Without the pictures, write out all the lines below exactly as they appear.

Figure record extracts
Start

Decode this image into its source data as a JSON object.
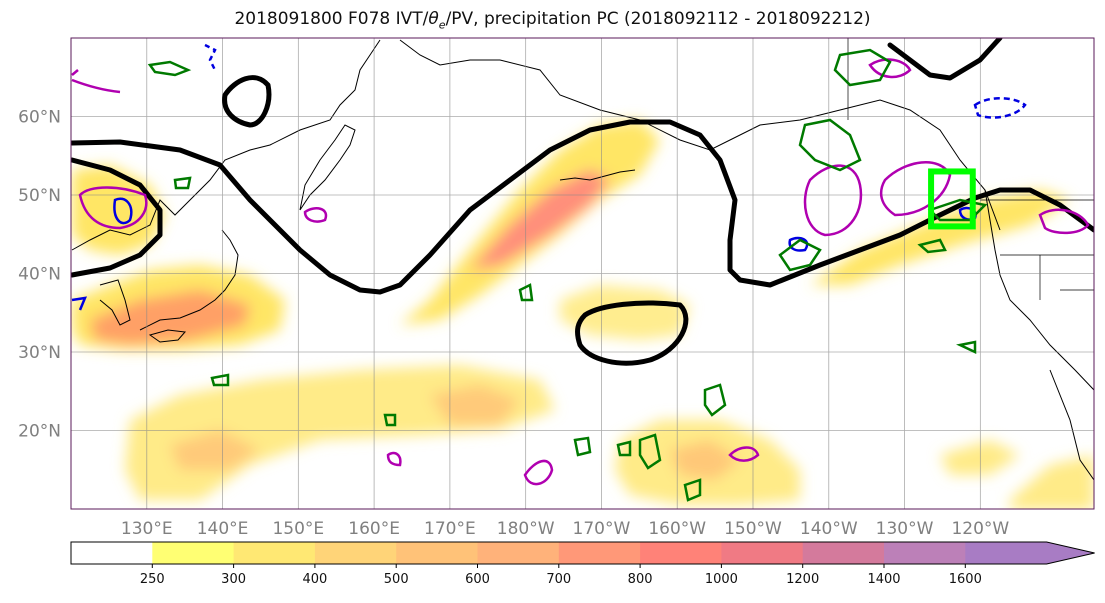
{
  "title": {
    "prefix": "2018091800 F078 IVT/",
    "theta": "θ",
    "theta_sub": "e",
    "suffix": "/PV, precipitation PC (2018092112 - 2018092212)"
  },
  "map": {
    "lat_labels": [
      {
        "lat": 60,
        "label": "60°N"
      },
      {
        "lat": 50,
        "label": "50°N"
      },
      {
        "lat": 40,
        "label": "40°N"
      },
      {
        "lat": 30,
        "label": "30°N"
      },
      {
        "lat": 20,
        "label": "20°N"
      }
    ],
    "lon_labels": [
      {
        "lon": 130,
        "label": "130°E"
      },
      {
        "lon": 140,
        "label": "140°E"
      },
      {
        "lon": 150,
        "label": "150°E"
      },
      {
        "lon": 160,
        "label": "160°E"
      },
      {
        "lon": 170,
        "label": "170°E"
      },
      {
        "lon": 180,
        "label": "180°W"
      },
      {
        "lon": 190,
        "label": "170°W"
      },
      {
        "lon": 200,
        "label": "160°W"
      },
      {
        "lon": 210,
        "label": "150°W"
      },
      {
        "lon": 220,
        "label": "140°W"
      },
      {
        "lon": 230,
        "label": "130°W"
      },
      {
        "lon": 240,
        "label": "120°W"
      }
    ],
    "extent": {
      "lon_min": 120,
      "lon_max": 255,
      "lat_min": 10,
      "lat_max": 70
    },
    "highlight_box": {
      "lon_min": 233.5,
      "lon_max": 239,
      "lat_min": 46,
      "lat_max": 53,
      "color": "#00ff00"
    },
    "colors": {
      "theta_contour": "#000000",
      "pv_contour": "#b000b0",
      "precip_contour_green": "#007a00",
      "precip_contour_blue": "#0000e0"
    }
  },
  "colorbar": {
    "ticks": [
      "250",
      "300",
      "400",
      "500",
      "600",
      "700",
      "800",
      "1000",
      "1200",
      "1400",
      "1600"
    ],
    "colors": [
      "#ffff73",
      "#ffe873",
      "#ffd478",
      "#ffc278",
      "#ffb27a",
      "#ff9878",
      "#ff8278",
      "#f07a84",
      "#d47a9c",
      "#bc80b8",
      "#a87cc4"
    ]
  }
}
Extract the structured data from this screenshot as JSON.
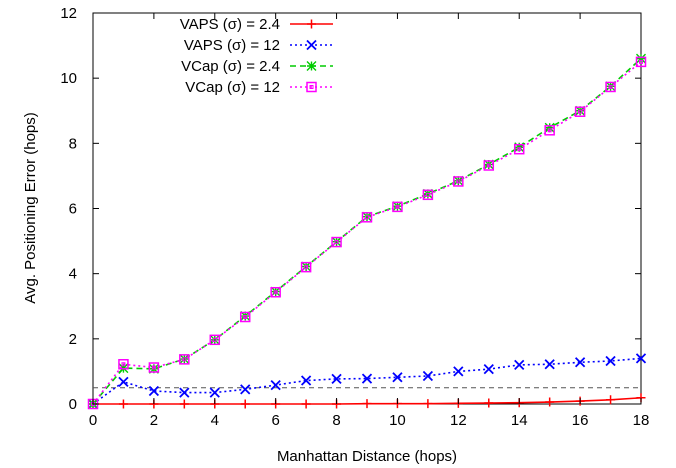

End

▶ _ANSWER TO THE PROBLEM_:
Decode this image into its source data as a JSON object.
{
  "title": {
    "prefix": "2018091800 F078 IVT/",
    "theta": "θ",
    "theta_sub": "e",
    "suffix": "/PV, precipitation PC (2018092112 - 2018092212)"
  },
  "map": {
    "lat_labels": [
      {
        "lat": 60,
        "label": "60°N"
      },
      {
        "lat": 50,
        "label": "50°N"
      },
      {
        "lat": 40,
        "label": "40°N"
      },
      {
        "lat": 30,
        "label": "30°N"
      },
      {
        "lat": 20,
        "label": "20°N"
      }
    ],
    "lon_labels": [
      {
        "lon": 130,
        "label": "130°E"
      },
      {
        "lon": 140,
        "label": "140°E"
      },
      {
        "lon": 150,
        "label": "150°E"
      },
      {
        "lon": 160,
        "label": "160°E"
      },
      {
        "lon": 170,
        "label": "170°E"
      },
      {
        "lon": 180,
        "label": "180°W"
      },
      {
        "lon": 190,
        "label": "170°W"
      },
      {
        "lon": 200,
        "label": "160°W"
      },
      {
        "lon": 210,
        "label": "150°W"
      },
      {
        "lon": 220,
        "label": "140°W"
      },
      {
        "lon": 230,
        "label": "130°W"
      },
      {
        "lon": 240,
        "label": "120°W"
      }
    ],
    "extent": {
      "lon_min": 120,
      "lon_max": 255,
      "lat_min": 10,
      "lat_max": 70
    },
    "highlight_box": {
      "lon_min": 233.5,
      "lon_max": 239,
      "lat_min": 46,
      "lat_max": 53,
      "color": "#00ff00"
    },
    "colors": {
      "theta_contour": "#000000",
      "pv_contour": "#b000b0",
      "precip_contour_green": "#007a00",
      "precip_contour_blue": "#0000e0"
    }
  },
  "colorbar": {
    "ticks": [
      "250",
      "300",
      "400",
      "500",
      "600",
      "700",
      "800",
      "1000",
      "1200",
      "1400",
      "1600"
    ],
    "colors": [
      "#ffff73",
      "#ffe873",
      "#ffd478",
      "#ffc278",
      "#ffb27a",
      "#ff9878",
      "#ff8278",
      "#f07a84",
      "#d47a9c",
      "#bc80b8",
      "#a87cc4"
    ]
  }
}
Extract the structured data from this screenshot as JSON.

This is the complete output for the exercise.